START EXERCISE MATERIAL

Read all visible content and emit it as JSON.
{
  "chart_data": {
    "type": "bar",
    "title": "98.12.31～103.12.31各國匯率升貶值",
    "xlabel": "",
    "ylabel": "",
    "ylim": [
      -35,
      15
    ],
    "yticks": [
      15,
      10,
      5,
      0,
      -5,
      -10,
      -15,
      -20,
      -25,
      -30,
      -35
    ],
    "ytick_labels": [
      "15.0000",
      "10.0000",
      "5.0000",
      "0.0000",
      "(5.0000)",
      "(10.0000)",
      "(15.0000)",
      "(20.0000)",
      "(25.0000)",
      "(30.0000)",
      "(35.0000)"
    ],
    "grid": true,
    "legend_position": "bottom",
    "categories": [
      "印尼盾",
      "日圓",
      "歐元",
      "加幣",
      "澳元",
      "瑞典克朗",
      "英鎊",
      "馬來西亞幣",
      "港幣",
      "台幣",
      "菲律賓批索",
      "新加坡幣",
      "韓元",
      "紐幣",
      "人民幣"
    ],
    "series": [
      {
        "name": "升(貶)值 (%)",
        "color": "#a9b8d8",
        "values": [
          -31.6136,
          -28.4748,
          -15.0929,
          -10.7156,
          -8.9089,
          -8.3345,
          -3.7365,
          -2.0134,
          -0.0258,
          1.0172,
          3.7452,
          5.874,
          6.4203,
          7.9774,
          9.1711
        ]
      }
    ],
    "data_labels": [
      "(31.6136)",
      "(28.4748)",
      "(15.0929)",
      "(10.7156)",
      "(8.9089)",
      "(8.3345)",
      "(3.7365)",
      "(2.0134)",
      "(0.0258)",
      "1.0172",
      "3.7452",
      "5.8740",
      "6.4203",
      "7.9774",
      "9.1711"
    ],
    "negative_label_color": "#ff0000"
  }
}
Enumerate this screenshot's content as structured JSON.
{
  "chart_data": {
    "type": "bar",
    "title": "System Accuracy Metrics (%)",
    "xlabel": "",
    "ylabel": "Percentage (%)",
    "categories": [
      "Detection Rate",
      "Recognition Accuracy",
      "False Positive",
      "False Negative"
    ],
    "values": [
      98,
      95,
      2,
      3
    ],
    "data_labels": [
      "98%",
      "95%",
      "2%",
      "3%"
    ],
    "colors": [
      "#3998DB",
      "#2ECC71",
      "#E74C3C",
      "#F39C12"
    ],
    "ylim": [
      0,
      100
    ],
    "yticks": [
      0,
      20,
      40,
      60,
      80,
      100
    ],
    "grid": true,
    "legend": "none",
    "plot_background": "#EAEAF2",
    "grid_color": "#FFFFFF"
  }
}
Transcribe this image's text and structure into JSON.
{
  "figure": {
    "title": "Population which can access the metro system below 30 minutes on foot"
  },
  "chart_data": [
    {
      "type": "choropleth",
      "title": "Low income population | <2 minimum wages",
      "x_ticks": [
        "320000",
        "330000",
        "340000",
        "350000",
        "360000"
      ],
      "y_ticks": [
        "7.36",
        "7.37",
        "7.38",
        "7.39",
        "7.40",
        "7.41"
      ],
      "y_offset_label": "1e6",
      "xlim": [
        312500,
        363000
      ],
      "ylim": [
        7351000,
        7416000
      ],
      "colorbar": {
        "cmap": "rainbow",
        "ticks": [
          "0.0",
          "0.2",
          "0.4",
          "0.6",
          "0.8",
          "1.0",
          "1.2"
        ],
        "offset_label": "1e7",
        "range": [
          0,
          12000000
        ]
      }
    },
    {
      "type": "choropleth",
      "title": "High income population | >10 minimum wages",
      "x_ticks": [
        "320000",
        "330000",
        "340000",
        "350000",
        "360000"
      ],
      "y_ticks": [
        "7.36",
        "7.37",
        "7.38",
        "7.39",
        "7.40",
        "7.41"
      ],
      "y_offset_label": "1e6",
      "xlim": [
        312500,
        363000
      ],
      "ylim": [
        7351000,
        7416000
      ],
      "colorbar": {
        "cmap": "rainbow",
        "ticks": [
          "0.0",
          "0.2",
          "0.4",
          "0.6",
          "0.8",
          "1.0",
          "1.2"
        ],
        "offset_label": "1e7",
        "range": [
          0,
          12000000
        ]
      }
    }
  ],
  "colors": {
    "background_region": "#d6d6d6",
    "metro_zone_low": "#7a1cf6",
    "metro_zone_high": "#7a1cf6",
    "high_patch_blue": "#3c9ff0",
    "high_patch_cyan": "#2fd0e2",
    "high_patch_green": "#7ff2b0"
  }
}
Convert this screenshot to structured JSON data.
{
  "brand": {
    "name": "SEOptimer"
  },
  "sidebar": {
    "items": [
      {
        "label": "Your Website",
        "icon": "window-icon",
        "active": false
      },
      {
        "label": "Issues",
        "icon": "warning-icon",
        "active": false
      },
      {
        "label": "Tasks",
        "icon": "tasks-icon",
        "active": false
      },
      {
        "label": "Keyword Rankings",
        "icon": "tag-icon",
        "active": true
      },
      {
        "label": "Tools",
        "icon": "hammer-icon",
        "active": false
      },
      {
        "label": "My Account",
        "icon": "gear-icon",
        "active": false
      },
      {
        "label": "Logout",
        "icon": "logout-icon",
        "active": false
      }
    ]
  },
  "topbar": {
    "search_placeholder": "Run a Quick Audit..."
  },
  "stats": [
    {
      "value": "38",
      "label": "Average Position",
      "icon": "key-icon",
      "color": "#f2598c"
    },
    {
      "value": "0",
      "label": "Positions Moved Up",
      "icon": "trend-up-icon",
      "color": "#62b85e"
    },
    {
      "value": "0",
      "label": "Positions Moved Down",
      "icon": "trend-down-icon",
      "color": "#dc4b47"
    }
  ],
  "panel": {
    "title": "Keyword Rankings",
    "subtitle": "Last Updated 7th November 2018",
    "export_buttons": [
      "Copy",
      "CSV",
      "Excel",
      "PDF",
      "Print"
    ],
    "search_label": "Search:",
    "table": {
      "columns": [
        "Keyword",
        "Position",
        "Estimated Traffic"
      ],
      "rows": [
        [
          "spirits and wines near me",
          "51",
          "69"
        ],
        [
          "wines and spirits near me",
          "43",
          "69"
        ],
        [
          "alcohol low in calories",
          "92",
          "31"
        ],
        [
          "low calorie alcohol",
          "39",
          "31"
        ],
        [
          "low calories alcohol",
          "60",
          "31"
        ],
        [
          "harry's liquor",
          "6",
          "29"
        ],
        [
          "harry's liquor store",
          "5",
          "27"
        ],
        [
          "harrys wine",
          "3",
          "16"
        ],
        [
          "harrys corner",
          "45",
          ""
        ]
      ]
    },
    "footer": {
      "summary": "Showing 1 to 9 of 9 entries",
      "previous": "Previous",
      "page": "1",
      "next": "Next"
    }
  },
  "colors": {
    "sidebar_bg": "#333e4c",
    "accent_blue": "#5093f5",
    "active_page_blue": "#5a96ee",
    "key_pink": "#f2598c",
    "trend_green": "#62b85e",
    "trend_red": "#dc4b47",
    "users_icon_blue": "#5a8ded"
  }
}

END EXERCISE MATERIAL

Your answer should be a single number: the count of lines in the listing that contain the word "Accuracy".

FINISHED ANSWER: 2